→ DOCUMENT PASSAGE
▬▬▬▬▬▬
I write my blog in Markdown. While there are good other alternatives, like CommonMark, I like to stick to the original. Most of the time there is no difference either way. This post works for both.
John Gruber made the format easily editable in an editor on purpose. For me this editor is Emacs. Still the default markdown-mode lacks some author features, I would like to have, without changing the environment I use. Some of those things are style support, and good spellchecking.
After some digging I stumbled upon Marked 2. It is just a Markdown preview app, that has a lot of settings. For example author support and tweaking the rendering to your needs. What I like is that they did not even try to build a crappy WYSIWYG editor, they just added the missing features, so you can still use your own setup.
Why is this important? Jekyll, the framework for this blog, has a bunch of assumptions about the blog files. At the start of each file you have metadata, that I do not want shown in the preview. Sure, I could use a Jekyll server with a browser to show the real result, but then I do not see what has changed in every iteration.
Let’s say I write a long article and want to see how it looks like. I open a browser and go to my article. Then I decide to add another paragraph at the end. I save the file and refresh the page just to find that I am at the top of the page again. It is annoing to scroll down all the time.
▬▬▬▬▬▬
→ TASK SET
a) According to the Markdown blog post, which framework powers the blog?
b) Please carry on the Markdown blog post from its final sentence.

(Stored items)
▬▬▬▬▬▬
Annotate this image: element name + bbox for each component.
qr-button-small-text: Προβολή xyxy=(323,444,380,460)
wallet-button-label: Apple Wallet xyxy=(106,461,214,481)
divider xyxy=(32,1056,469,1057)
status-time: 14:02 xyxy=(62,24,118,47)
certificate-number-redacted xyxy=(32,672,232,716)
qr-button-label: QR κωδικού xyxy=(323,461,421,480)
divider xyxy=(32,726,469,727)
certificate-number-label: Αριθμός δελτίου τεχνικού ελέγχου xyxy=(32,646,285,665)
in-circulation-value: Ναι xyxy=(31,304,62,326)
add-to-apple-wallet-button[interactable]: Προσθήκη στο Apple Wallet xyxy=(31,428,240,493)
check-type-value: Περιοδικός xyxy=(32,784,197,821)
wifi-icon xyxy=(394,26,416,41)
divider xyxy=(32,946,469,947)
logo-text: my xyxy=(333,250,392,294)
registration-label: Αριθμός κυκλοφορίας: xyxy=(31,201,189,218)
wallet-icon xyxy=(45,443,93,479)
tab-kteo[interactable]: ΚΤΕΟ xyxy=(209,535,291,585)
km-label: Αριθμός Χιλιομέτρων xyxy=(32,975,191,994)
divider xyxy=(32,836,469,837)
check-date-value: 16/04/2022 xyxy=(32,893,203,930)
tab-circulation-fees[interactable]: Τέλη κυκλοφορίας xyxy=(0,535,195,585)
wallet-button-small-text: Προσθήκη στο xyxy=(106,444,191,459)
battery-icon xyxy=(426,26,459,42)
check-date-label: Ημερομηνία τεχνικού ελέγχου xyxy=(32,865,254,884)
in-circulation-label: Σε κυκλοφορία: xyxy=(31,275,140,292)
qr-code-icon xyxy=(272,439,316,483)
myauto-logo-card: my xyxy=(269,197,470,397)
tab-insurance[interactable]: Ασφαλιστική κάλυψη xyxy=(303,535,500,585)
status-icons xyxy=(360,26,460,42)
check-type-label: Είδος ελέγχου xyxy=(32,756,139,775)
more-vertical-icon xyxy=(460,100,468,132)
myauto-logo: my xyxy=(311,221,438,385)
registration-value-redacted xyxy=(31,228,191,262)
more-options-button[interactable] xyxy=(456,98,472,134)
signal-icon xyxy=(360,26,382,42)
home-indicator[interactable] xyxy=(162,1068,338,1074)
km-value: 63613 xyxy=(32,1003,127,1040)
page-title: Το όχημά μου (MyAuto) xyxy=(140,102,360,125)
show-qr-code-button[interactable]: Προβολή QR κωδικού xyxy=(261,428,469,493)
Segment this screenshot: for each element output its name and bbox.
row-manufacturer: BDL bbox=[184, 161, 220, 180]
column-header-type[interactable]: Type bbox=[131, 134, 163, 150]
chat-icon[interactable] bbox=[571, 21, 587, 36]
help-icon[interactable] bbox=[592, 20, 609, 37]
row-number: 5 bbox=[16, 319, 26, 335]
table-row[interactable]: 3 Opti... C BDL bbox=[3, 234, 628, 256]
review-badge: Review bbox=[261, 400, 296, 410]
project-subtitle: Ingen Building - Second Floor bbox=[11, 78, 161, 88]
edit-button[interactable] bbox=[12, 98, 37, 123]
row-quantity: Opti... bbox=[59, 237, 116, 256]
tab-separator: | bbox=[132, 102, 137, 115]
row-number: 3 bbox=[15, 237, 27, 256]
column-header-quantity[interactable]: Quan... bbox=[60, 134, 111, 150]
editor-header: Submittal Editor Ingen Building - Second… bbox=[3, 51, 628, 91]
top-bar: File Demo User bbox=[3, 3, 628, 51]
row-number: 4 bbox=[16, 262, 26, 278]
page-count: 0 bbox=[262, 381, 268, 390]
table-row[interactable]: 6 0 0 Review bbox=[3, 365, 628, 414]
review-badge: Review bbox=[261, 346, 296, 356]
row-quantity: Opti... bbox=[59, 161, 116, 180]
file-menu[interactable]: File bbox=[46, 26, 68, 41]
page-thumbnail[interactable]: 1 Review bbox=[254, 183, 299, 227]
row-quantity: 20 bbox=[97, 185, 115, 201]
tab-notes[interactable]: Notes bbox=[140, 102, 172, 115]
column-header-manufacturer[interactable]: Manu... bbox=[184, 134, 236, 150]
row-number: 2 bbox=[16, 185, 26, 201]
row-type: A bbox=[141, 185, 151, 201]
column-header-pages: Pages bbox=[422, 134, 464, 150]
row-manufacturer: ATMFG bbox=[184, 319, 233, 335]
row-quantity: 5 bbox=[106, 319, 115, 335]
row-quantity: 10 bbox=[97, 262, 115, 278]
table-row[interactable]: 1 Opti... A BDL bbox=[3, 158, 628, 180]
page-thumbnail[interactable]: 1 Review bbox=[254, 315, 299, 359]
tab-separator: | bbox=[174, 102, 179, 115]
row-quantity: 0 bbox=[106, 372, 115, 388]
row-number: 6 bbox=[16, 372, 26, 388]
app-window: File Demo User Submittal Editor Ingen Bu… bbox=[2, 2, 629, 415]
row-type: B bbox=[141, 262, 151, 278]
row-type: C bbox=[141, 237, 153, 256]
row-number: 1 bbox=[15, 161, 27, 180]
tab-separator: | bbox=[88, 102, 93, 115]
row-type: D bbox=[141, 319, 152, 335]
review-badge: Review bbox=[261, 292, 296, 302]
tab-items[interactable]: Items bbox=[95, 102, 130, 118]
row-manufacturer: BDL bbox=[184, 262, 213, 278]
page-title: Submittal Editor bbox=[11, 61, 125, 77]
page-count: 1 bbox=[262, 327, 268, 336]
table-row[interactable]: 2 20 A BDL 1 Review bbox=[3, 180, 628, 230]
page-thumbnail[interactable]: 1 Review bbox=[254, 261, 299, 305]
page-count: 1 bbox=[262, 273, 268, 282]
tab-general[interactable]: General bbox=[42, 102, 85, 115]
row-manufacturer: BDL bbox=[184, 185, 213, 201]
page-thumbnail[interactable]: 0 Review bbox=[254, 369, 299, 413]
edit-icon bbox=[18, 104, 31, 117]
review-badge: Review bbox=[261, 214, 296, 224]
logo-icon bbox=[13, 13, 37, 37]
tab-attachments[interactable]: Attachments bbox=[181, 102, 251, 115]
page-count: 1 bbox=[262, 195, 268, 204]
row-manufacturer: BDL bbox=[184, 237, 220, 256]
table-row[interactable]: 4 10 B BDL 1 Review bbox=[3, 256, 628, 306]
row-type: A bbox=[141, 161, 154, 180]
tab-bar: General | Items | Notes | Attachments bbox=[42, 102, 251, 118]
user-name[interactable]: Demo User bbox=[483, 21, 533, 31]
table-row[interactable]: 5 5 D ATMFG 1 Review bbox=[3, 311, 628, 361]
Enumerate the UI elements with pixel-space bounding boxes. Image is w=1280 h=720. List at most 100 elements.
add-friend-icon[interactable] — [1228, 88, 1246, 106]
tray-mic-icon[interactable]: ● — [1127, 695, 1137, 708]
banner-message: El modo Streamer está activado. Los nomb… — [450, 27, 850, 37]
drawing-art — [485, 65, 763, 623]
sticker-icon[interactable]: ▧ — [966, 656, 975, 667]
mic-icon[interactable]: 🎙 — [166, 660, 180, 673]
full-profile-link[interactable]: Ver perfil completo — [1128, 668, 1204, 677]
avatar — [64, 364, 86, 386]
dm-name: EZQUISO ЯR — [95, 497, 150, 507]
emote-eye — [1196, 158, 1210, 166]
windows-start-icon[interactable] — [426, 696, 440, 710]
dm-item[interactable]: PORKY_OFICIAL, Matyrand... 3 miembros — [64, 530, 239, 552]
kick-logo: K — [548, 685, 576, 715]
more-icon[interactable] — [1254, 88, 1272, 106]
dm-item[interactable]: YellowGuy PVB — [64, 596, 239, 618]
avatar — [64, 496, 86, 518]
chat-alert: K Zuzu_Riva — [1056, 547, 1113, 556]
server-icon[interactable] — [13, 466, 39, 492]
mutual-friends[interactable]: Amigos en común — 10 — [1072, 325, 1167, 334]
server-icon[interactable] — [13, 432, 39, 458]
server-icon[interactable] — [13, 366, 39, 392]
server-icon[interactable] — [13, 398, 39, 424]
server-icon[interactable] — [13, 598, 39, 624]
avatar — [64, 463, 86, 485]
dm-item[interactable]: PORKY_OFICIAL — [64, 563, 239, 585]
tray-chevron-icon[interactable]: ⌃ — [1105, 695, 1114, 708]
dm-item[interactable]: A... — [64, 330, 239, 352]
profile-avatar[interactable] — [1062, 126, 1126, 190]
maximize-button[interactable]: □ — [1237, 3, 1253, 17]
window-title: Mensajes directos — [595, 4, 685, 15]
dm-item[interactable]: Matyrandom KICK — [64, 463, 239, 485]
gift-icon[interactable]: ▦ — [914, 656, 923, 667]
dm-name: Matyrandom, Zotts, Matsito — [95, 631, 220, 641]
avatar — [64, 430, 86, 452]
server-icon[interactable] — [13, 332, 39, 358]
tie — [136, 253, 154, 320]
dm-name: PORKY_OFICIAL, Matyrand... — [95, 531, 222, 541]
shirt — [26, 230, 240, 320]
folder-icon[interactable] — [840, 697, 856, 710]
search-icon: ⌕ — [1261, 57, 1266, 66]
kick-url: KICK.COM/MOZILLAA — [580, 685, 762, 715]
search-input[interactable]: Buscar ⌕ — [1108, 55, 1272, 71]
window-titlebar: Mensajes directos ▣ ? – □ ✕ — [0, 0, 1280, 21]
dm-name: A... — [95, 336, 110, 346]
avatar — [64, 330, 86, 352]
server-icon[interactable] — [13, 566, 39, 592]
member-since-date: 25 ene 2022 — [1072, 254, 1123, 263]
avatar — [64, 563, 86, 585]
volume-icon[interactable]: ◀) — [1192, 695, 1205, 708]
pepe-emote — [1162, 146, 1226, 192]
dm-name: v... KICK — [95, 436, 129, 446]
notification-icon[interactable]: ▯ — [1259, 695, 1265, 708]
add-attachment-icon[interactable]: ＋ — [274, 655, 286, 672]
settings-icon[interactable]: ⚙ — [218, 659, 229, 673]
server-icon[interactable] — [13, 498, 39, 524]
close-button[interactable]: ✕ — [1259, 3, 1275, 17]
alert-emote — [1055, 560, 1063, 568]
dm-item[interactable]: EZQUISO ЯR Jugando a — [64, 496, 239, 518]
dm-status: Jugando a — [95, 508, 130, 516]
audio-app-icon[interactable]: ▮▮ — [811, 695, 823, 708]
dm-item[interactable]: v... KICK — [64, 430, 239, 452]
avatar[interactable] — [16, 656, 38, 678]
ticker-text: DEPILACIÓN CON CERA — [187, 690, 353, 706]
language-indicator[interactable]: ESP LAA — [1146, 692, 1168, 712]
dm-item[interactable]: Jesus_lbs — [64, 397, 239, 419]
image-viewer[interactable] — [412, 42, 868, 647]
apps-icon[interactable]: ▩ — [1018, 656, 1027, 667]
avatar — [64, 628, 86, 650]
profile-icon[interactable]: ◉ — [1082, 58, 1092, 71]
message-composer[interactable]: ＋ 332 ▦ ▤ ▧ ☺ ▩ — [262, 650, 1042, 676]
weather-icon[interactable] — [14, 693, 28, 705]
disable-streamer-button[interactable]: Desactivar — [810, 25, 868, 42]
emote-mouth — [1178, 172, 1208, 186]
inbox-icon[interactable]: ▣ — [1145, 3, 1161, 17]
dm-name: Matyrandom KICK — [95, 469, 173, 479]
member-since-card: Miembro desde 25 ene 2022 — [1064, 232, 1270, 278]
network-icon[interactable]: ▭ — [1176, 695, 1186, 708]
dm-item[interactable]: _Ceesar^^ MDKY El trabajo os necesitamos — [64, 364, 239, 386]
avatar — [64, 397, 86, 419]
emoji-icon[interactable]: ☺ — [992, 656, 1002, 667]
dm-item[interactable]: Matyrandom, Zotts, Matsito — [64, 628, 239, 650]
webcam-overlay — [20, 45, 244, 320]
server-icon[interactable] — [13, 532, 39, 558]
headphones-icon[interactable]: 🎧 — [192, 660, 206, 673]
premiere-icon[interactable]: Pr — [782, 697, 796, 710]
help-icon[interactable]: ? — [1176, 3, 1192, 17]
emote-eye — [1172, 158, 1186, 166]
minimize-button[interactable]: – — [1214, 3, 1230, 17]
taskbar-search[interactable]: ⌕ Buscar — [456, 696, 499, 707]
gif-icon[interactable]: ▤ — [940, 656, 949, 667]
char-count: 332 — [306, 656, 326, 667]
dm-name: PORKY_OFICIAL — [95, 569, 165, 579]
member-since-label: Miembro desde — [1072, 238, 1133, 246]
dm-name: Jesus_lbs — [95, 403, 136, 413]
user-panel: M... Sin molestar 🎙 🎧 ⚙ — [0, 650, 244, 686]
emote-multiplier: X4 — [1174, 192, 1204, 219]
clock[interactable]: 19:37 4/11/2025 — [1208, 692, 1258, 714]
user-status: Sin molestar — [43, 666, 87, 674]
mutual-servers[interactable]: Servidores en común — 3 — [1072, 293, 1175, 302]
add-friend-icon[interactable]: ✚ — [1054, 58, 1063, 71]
▬▬▬▬▬▬
→ ANSWERS FOR EACH ITEM
a) Jekyll

b)
Here the authoring tools from Marked 2 come in handy. Upon saving the page gets updated automatically with all changes highlighted. Additionally the app diagnoses many common writing style problems and colors them depending on severity.
Back to the original problem. How do I integrate Marked 2 in my workflow? Easy, I just had to add this snippet to my Emacs configuration and that’s it.
(defun markdown-preview-file ()
"open Markdown preview on current file"
(interactive)
(shell-command
(format "open -a /Applications/Marked\\ 2.app %s"
(shell-quote-argument (buffer-file-name))))
)
As the comment suggest this opens the current file in Marked 2. Then I just need to arrange my windows. I like Slate for this and everything works like a charm.
Another possible workflow is to open the file with Marked 2, configure the preferred editor in the settings and press command + e
. Either way you get two applications opening the same file. One for editing and the second for reading. Give it a try.